● **SET PROBLEM**: Return all of the data exactly, with nothing left out but the pictures.

--- MATERIAL PROVIDED ---

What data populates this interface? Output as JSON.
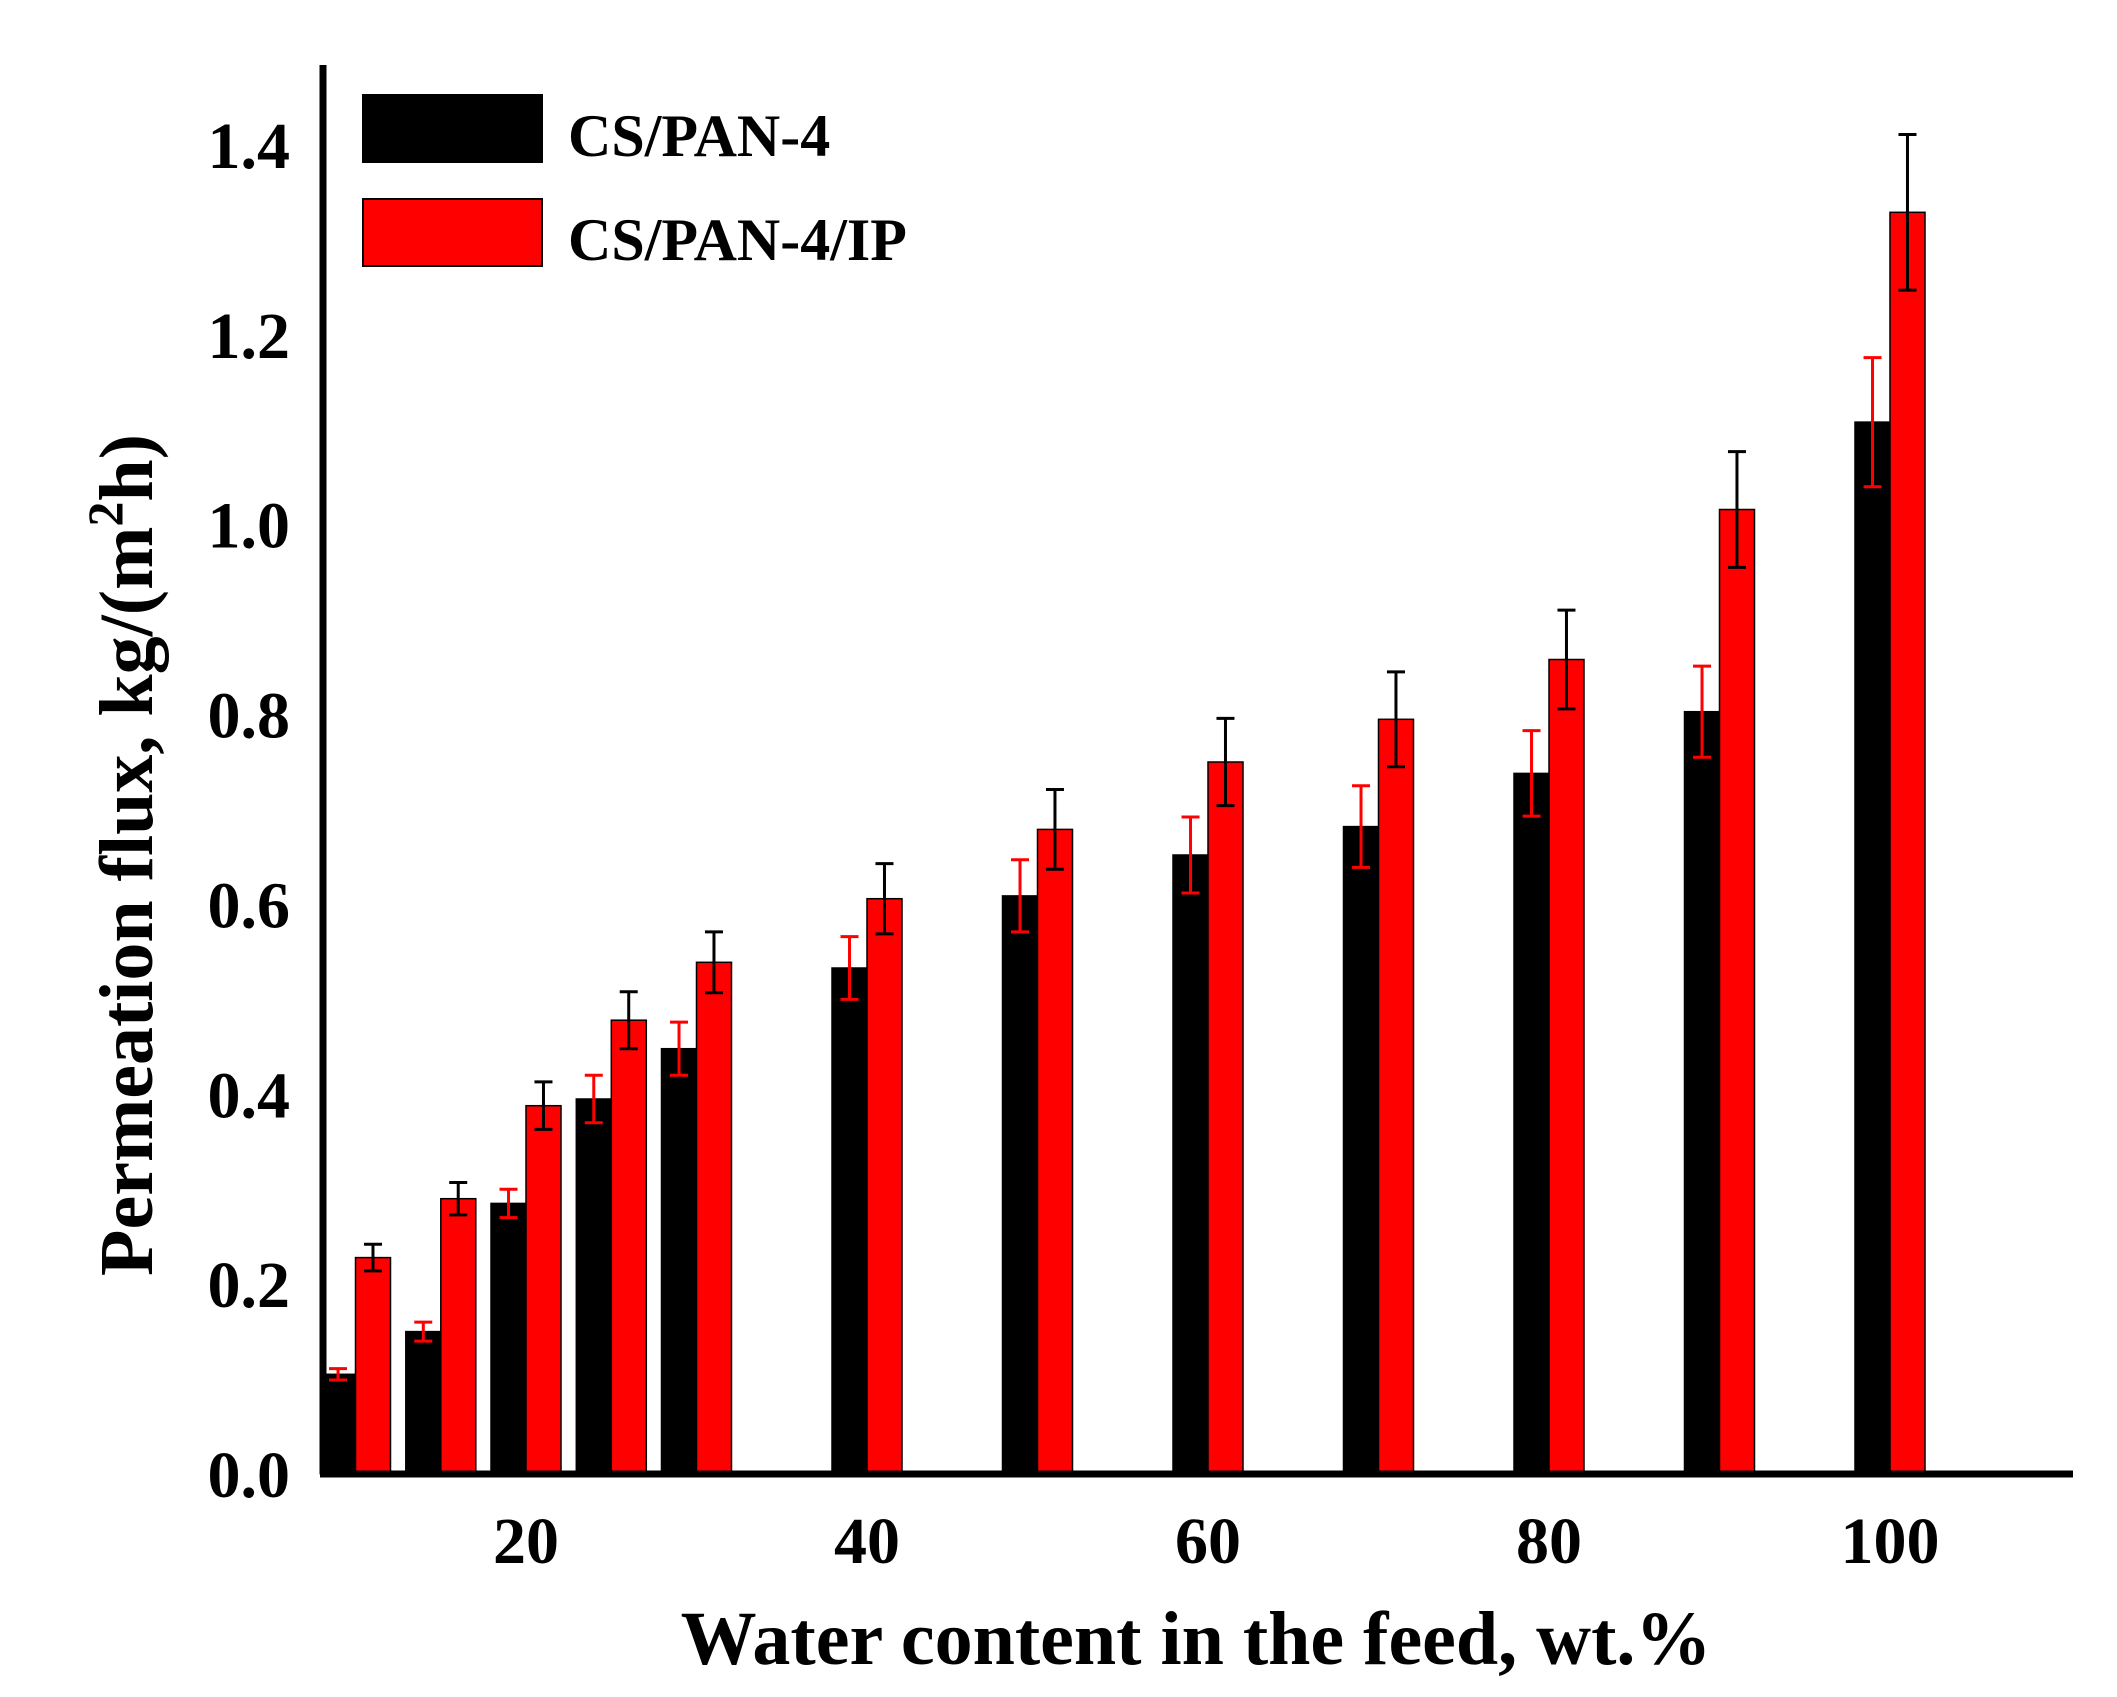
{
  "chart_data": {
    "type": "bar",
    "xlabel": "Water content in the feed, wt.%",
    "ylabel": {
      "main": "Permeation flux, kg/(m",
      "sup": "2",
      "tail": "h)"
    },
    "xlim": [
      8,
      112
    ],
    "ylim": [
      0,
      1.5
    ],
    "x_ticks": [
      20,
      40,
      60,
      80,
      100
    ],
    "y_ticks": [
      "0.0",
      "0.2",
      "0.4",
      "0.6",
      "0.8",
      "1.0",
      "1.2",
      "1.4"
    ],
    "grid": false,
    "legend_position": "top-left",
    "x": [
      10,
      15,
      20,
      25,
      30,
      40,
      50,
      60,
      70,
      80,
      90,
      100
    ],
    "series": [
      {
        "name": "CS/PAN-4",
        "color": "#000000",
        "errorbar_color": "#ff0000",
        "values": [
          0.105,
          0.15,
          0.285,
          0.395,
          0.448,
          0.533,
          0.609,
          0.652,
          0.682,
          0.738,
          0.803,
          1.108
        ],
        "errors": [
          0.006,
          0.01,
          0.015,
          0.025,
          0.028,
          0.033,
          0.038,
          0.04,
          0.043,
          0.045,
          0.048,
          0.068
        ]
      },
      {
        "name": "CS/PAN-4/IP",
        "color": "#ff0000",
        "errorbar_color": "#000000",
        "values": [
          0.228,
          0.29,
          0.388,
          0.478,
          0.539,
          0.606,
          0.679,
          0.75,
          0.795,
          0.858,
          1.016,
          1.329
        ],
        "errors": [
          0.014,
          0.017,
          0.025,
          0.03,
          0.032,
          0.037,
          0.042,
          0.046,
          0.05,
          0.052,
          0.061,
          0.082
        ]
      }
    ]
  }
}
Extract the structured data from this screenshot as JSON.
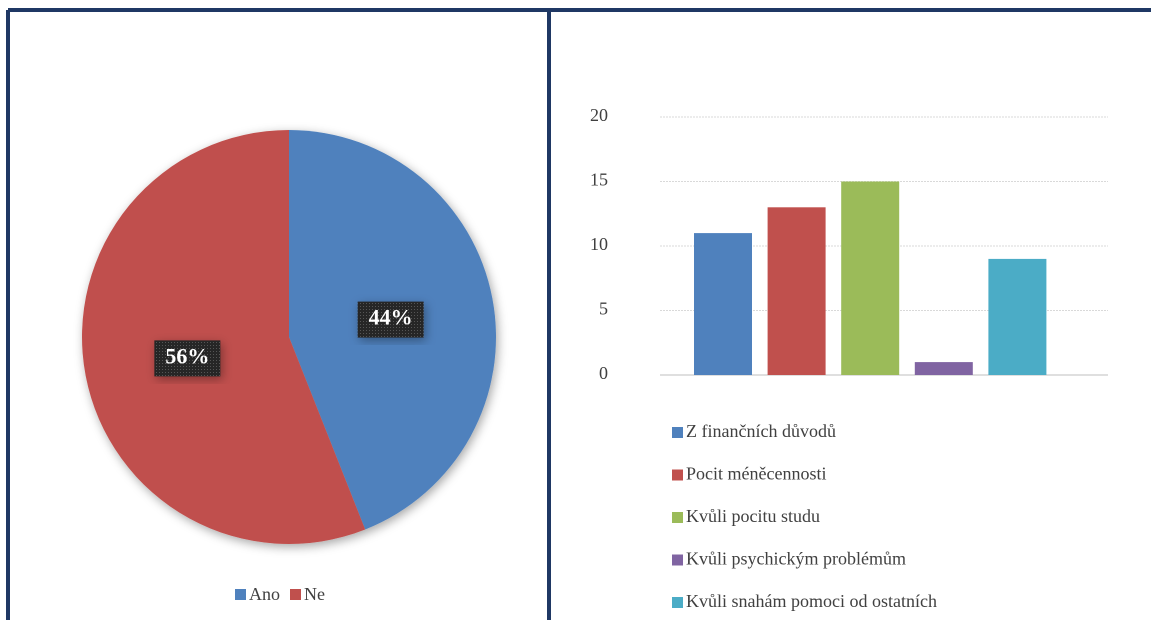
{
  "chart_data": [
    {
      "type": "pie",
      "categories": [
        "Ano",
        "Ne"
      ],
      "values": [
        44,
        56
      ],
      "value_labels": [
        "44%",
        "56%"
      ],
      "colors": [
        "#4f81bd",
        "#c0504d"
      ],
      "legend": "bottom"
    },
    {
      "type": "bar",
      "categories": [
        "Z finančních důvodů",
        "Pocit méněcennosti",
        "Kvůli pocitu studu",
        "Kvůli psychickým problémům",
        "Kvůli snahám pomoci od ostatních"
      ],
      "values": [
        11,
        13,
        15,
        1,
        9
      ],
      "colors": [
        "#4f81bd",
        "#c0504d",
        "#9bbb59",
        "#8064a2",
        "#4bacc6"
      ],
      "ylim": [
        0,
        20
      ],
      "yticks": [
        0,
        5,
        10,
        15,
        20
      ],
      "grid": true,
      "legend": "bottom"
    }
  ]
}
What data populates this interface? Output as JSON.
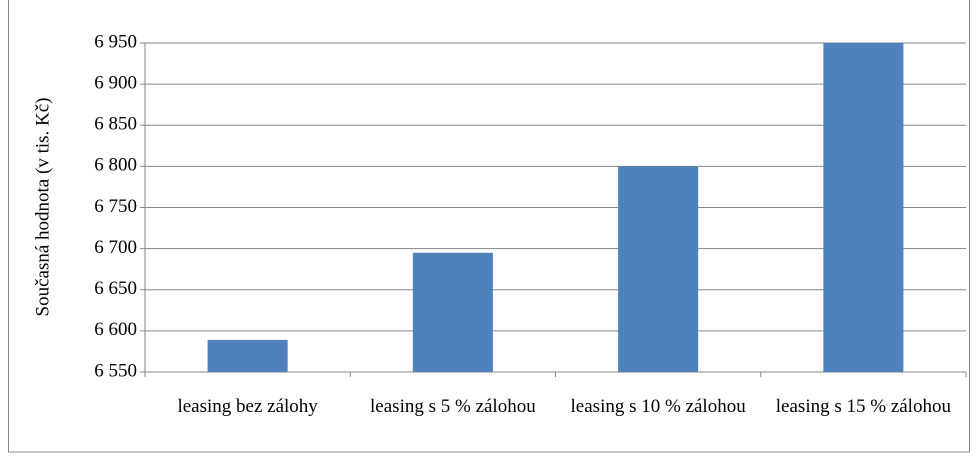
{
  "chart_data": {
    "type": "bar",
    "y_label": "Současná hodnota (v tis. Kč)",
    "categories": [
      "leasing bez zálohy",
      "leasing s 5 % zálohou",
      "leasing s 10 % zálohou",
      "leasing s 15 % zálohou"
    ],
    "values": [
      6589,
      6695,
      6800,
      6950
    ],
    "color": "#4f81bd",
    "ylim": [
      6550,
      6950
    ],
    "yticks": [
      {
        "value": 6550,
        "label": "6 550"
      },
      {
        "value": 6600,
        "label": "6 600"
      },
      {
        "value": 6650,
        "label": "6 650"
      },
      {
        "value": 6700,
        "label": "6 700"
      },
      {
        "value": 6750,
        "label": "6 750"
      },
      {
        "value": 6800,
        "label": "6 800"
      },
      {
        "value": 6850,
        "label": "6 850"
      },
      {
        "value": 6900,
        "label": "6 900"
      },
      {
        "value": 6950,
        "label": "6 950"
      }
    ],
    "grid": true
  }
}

---

● **THE REPLY**:
What data populates this interface? Output as JSON.
{
  "chart_data": {
    "type": "bar",
    "xlabel": "Water content in the feed, wt.%",
    "ylabel": {
      "main": "Permeation flux, kg/(m",
      "sup": "2",
      "tail": "h)"
    },
    "xlim": [
      8,
      112
    ],
    "ylim": [
      0,
      1.5
    ],
    "x_ticks": [
      20,
      40,
      60,
      80,
      100
    ],
    "y_ticks": [
      "0.0",
      "0.2",
      "0.4",
      "0.6",
      "0.8",
      "1.0",
      "1.2",
      "1.4"
    ],
    "grid": false,
    "legend_position": "top-left",
    "x": [
      10,
      15,
      20,
      25,
      30,
      40,
      50,
      60,
      70,
      80,
      90,
      100
    ],
    "series": [
      {
        "name": "CS/PAN-4",
        "color": "#000000",
        "errorbar_color": "#ff0000",
        "values": [
          0.105,
          0.15,
          0.285,
          0.395,
          0.448,
          0.533,
          0.609,
          0.652,
          0.682,
          0.738,
          0.803,
          1.108
        ],
        "errors": [
          0.006,
          0.01,
          0.015,
          0.025,
          0.028,
          0.033,
          0.038,
          0.04,
          0.043,
          0.045,
          0.048,
          0.068
        ]
      },
      {
        "name": "CS/PAN-4/IP",
        "color": "#ff0000",
        "errorbar_color": "#000000",
        "values": [
          0.228,
          0.29,
          0.388,
          0.478,
          0.539,
          0.606,
          0.679,
          0.75,
          0.795,
          0.858,
          1.016,
          1.329
        ],
        "errors": [
          0.014,
          0.017,
          0.025,
          0.03,
          0.032,
          0.037,
          0.042,
          0.046,
          0.05,
          0.052,
          0.061,
          0.082
        ]
      }
    ]
  }
}
Extract the structured data from this screenshot as JSON.
{
  "chart_data": [
    {
      "type": "pie",
      "categories": [
        "Ano",
        "Ne"
      ],
      "values": [
        44,
        56
      ],
      "value_labels": [
        "44%",
        "56%"
      ],
      "colors": [
        "#4f81bd",
        "#c0504d"
      ],
      "legend": "bottom"
    },
    {
      "type": "bar",
      "categories": [
        "Z finančních důvodů",
        "Pocit méněcennosti",
        "Kvůli pocitu studu",
        "Kvůli psychickým problémům",
        "Kvůli snahám pomoci od ostatních"
      ],
      "values": [
        11,
        13,
        15,
        1,
        9
      ],
      "colors": [
        "#4f81bd",
        "#c0504d",
        "#9bbb59",
        "#8064a2",
        "#4bacc6"
      ],
      "ylim": [
        0,
        20
      ],
      "yticks": [
        0,
        5,
        10,
        15,
        20
      ],
      "grid": true,
      "legend": "bottom"
    }
  ]
}
What data populates this interface? Output as JSON.
{
  "chart_data": {
    "type": "bar",
    "y_label": "Současná hodnota (v tis. Kč)",
    "categories": [
      "leasing bez zálohy",
      "leasing s 5 % zálohou",
      "leasing s 10 % zálohou",
      "leasing s 15 % zálohou"
    ],
    "values": [
      6589,
      6695,
      6800,
      6950
    ],
    "color": "#4f81bd",
    "ylim": [
      6550,
      6950
    ],
    "yticks": [
      {
        "value": 6550,
        "label": "6 550"
      },
      {
        "value": 6600,
        "label": "6 600"
      },
      {
        "value": 6650,
        "label": "6 650"
      },
      {
        "value": 6700,
        "label": "6 700"
      },
      {
        "value": 6750,
        "label": "6 750"
      },
      {
        "value": 6800,
        "label": "6 800"
      },
      {
        "value": 6850,
        "label": "6 850"
      },
      {
        "value": 6900,
        "label": "6 900"
      },
      {
        "value": 6950,
        "label": "6 950"
      }
    ],
    "grid": true
  }
}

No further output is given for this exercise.